** Start of Data for processing **
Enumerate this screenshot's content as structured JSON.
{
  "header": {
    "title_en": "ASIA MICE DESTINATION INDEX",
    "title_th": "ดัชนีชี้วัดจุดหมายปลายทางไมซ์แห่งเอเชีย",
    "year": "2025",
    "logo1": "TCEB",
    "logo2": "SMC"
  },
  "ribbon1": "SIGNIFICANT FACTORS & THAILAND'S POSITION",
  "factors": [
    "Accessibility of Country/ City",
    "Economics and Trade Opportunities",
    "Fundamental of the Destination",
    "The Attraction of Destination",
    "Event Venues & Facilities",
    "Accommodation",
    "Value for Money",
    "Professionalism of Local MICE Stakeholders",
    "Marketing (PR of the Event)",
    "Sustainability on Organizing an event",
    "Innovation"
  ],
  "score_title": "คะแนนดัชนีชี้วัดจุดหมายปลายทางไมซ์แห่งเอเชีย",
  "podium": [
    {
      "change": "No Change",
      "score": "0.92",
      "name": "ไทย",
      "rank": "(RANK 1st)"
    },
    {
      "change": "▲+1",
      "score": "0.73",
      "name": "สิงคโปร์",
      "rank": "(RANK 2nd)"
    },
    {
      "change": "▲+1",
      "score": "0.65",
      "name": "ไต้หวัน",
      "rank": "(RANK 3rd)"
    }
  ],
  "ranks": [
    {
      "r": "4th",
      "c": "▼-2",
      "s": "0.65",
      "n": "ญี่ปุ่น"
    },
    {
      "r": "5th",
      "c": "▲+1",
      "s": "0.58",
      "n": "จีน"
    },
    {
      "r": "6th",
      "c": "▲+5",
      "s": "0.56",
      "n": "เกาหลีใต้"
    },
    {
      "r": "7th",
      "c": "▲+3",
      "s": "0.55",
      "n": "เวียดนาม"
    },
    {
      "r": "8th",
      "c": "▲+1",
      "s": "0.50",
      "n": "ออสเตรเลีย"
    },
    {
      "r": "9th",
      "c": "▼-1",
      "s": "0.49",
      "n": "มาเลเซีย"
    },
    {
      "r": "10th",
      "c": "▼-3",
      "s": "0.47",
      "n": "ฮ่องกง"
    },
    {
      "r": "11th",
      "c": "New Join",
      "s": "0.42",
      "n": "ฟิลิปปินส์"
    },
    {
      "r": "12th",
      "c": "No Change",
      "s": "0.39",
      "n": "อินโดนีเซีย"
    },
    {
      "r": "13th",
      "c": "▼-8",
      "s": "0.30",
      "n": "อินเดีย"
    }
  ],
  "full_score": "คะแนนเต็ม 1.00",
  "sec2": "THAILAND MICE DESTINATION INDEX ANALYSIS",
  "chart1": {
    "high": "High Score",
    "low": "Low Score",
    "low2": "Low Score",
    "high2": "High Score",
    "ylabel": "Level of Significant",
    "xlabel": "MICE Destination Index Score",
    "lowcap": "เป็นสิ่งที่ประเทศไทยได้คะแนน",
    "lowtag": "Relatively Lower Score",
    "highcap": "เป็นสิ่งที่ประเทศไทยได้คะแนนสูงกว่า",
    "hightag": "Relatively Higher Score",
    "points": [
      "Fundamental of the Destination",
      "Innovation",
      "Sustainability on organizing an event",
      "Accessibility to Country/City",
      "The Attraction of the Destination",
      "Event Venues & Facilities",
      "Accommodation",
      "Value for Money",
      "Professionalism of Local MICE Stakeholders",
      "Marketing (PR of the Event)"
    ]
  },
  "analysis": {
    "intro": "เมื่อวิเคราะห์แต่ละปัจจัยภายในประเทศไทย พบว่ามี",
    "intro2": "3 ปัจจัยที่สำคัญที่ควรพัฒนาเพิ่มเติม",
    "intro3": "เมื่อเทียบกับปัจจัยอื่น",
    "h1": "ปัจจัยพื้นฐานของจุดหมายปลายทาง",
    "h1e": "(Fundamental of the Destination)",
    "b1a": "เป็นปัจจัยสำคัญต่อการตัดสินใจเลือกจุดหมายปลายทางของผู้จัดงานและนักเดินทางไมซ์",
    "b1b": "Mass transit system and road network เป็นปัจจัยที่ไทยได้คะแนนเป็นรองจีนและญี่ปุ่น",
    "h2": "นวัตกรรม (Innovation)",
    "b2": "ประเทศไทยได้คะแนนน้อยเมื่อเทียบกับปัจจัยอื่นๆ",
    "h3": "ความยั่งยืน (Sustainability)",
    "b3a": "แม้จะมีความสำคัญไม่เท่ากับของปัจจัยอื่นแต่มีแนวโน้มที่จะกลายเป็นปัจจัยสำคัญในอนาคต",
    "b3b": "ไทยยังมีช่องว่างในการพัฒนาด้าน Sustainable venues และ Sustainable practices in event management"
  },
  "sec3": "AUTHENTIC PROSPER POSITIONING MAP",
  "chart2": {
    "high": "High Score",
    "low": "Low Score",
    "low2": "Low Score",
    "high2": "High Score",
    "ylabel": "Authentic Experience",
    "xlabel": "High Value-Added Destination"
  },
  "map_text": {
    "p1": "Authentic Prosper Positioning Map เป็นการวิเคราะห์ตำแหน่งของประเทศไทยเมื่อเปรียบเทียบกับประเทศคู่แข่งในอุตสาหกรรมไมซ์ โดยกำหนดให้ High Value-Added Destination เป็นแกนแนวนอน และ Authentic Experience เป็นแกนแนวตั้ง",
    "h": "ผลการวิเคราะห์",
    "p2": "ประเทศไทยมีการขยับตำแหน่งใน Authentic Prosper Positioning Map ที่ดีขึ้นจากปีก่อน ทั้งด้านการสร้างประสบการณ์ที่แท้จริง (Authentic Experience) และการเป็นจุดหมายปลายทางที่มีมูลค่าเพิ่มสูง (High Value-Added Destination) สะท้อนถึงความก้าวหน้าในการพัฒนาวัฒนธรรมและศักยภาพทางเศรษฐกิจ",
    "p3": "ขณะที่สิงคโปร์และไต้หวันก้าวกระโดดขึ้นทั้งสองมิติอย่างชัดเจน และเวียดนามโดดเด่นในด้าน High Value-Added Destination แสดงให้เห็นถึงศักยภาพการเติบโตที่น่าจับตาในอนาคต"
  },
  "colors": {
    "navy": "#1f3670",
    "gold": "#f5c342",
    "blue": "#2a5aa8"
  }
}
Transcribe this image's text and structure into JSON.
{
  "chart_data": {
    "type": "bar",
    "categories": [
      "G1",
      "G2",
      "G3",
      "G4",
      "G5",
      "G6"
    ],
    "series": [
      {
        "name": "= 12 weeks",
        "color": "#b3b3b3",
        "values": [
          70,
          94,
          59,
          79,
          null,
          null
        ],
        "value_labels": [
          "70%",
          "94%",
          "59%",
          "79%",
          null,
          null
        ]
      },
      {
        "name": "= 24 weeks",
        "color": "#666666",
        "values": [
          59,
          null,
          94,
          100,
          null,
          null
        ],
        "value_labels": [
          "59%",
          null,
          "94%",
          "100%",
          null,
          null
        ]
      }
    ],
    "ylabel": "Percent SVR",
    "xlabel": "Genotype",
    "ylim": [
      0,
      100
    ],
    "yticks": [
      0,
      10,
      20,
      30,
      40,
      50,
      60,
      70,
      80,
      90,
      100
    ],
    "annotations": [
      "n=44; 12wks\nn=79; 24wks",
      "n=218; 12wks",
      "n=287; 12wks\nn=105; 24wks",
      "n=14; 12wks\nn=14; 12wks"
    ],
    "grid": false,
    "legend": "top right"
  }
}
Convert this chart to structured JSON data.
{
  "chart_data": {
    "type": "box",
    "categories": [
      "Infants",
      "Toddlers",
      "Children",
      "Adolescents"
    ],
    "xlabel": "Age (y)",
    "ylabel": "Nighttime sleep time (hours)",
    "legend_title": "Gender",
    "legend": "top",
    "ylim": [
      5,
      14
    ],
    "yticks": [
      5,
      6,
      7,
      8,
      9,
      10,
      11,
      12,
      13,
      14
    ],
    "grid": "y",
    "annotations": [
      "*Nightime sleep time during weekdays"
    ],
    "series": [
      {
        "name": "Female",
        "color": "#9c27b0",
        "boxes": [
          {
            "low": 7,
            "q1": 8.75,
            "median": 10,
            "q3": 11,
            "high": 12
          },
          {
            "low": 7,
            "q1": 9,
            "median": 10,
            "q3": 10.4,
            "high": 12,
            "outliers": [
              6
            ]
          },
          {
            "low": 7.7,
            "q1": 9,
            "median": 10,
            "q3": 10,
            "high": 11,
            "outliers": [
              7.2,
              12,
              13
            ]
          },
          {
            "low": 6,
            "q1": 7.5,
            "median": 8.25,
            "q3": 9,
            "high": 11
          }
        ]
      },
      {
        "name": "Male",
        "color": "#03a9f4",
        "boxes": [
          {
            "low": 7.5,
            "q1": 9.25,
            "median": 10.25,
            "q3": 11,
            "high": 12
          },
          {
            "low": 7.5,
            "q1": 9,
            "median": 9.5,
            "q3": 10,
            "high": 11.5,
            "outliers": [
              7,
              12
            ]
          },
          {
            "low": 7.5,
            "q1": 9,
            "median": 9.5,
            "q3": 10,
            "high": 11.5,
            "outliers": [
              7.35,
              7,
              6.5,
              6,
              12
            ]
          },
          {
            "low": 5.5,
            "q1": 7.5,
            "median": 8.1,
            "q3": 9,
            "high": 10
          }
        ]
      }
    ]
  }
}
** End of Data for processing **
> Directions for this task
Gather all lines of the records that include the word "Stakeholders".

> Final result
    "Professionalism of Local MICE Stakeholders",
      "Professionalism of Local MICE Stakeholders",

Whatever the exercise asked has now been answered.